Output the entries below exactly as written, omitting pictures.

## Data to process
--------------------------------
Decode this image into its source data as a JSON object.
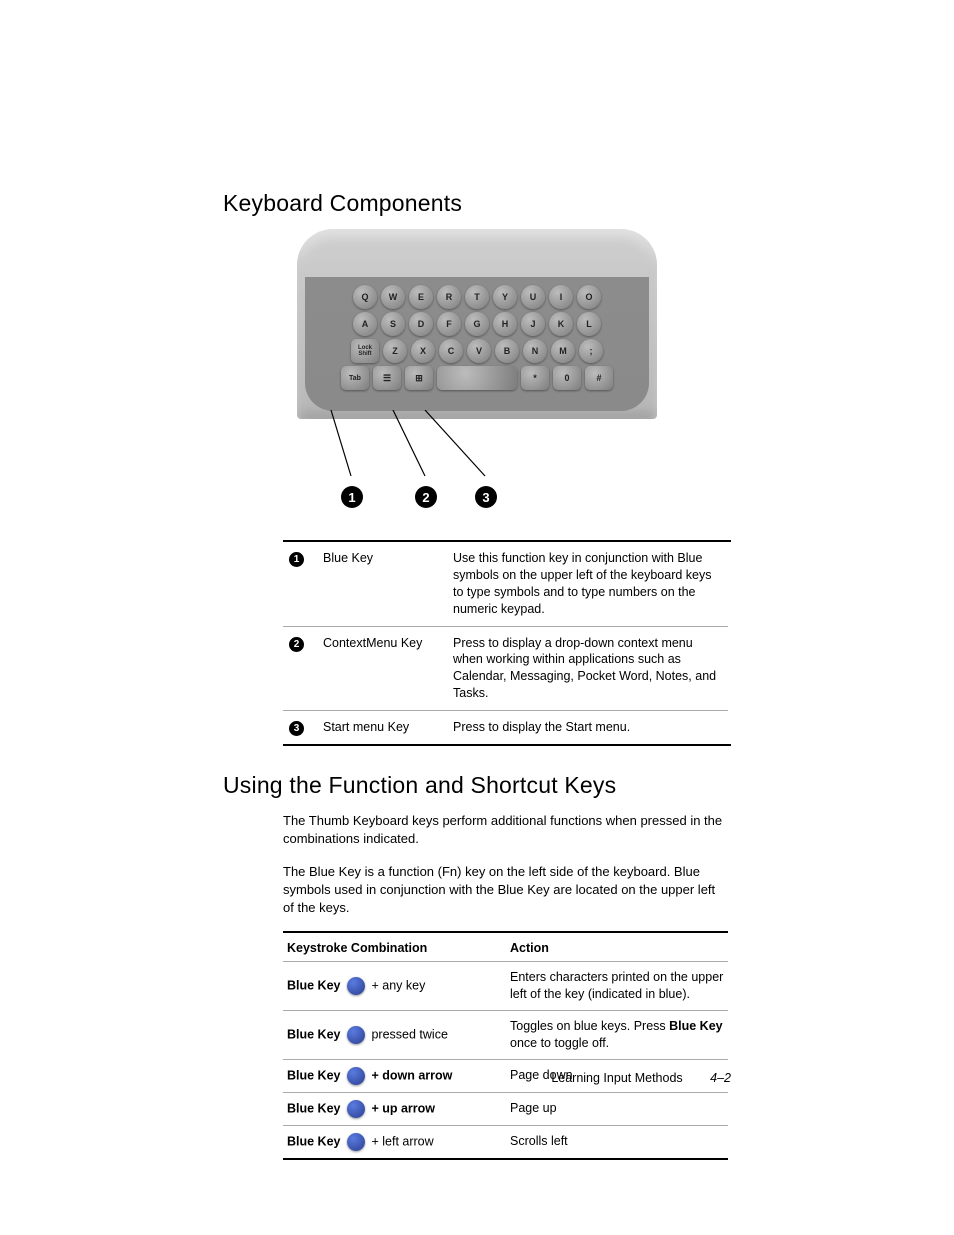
{
  "headings": {
    "keyboard_components": "Keyboard Components",
    "using_fn_shortcut": "Using the Function and Shortcut Keys"
  },
  "component_table": {
    "rows": [
      {
        "num": "1",
        "name": "Blue Key",
        "desc": "Use this function key in conjunction with Blue symbols on the upper left of the keyboard keys to type symbols and to type numbers on the numeric keypad."
      },
      {
        "num": "2",
        "name": "ContextMenu Key",
        "desc": "Press to display a drop-down context menu when working within applications such as Calendar, Messaging, Pocket Word, Notes, and Tasks."
      },
      {
        "num": "3",
        "name": "Start menu Key",
        "desc": "Press to display the Start menu."
      }
    ]
  },
  "paragraphs": {
    "p1": "The Thumb Keyboard keys perform additional functions when pressed in the combinations indicated.",
    "p2": "The Blue Key is a function (Fn) key on the left side of the keyboard. Blue symbols used in conjunction with the Blue Key are located on the upper left of the keys."
  },
  "shortcut_table": {
    "head": {
      "c1": "Keystroke Combination",
      "c2": "Action"
    },
    "blue_key_label": "Blue Key",
    "rows": [
      {
        "suffix": " + any key",
        "suffix_bold": false,
        "action_pre": "Enters characters printed on the upper left of the key (indicated in blue).",
        "action_bold": "",
        "action_post": ""
      },
      {
        "suffix": " pressed twice",
        "suffix_bold": false,
        "action_pre": "Toggles on blue keys. Press ",
        "action_bold": "Blue Key",
        "action_post": " once to toggle off."
      },
      {
        "suffix": " + down arrow",
        "suffix_bold": true,
        "action_pre": "Page down",
        "action_bold": "",
        "action_post": ""
      },
      {
        "suffix": " + up arrow",
        "suffix_bold": true,
        "action_pre": "Page up",
        "action_bold": "",
        "action_post": ""
      },
      {
        "suffix": " + left arrow",
        "suffix_bold": false,
        "action_pre": "Scrolls left",
        "action_bold": "",
        "action_post": ""
      }
    ]
  },
  "footer": {
    "section": "Learning Input Methods",
    "page": "4–2"
  }
}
--------------------------------
## Reply
Decode this image into its source data as a JSON object.
{
  "headings": {
    "keyboard_components": "Keyboard Components",
    "using_fn_shortcut": "Using the Function and Shortcut Keys"
  },
  "component_table": {
    "rows": [
      {
        "num": "1",
        "name": "Blue Key",
        "desc": "Use this function key in conjunction with Blue symbols on the upper left of the keyboard keys to type symbols and to type numbers on the numeric keypad."
      },
      {
        "num": "2",
        "name": "ContextMenu Key",
        "desc": "Press to display a drop-down context menu when working within applications such as Calendar, Messaging, Pocket Word, Notes, and Tasks."
      },
      {
        "num": "3",
        "name": "Start menu Key",
        "desc": "Press to display the Start menu."
      }
    ]
  },
  "paragraphs": {
    "p1": "The Thumb Keyboard keys perform additional functions when pressed in the combinations indicated.",
    "p2": "The Blue Key is a function (Fn) key on the left side of the keyboard. Blue symbols used in conjunction with the Blue Key are located on the upper left of the keys."
  },
  "shortcut_table": {
    "head": {
      "c1": "Keystroke Combination",
      "c2": "Action"
    },
    "blue_key_label": "Blue Key",
    "rows": [
      {
        "suffix": " + any key",
        "suffix_bold": false,
        "action_pre": "Enters characters printed on the upper left of the key (indicated in blue).",
        "action_bold": "",
        "action_post": ""
      },
      {
        "suffix": " pressed twice",
        "suffix_bold": false,
        "action_pre": "Toggles on blue keys. Press ",
        "action_bold": "Blue Key",
        "action_post": " once to toggle off."
      },
      {
        "suffix": " + down arrow",
        "suffix_bold": true,
        "action_pre": "Page down",
        "action_bold": "",
        "action_post": ""
      },
      {
        "suffix": " + up arrow",
        "suffix_bold": true,
        "action_pre": "Page up",
        "action_bold": "",
        "action_post": ""
      },
      {
        "suffix": " + left arrow",
        "suffix_bold": false,
        "action_pre": "Scrolls left",
        "action_bold": "",
        "action_post": ""
      }
    ]
  },
  "footer": {
    "section": "Learning Input Methods",
    "page": "4–2"
  }
}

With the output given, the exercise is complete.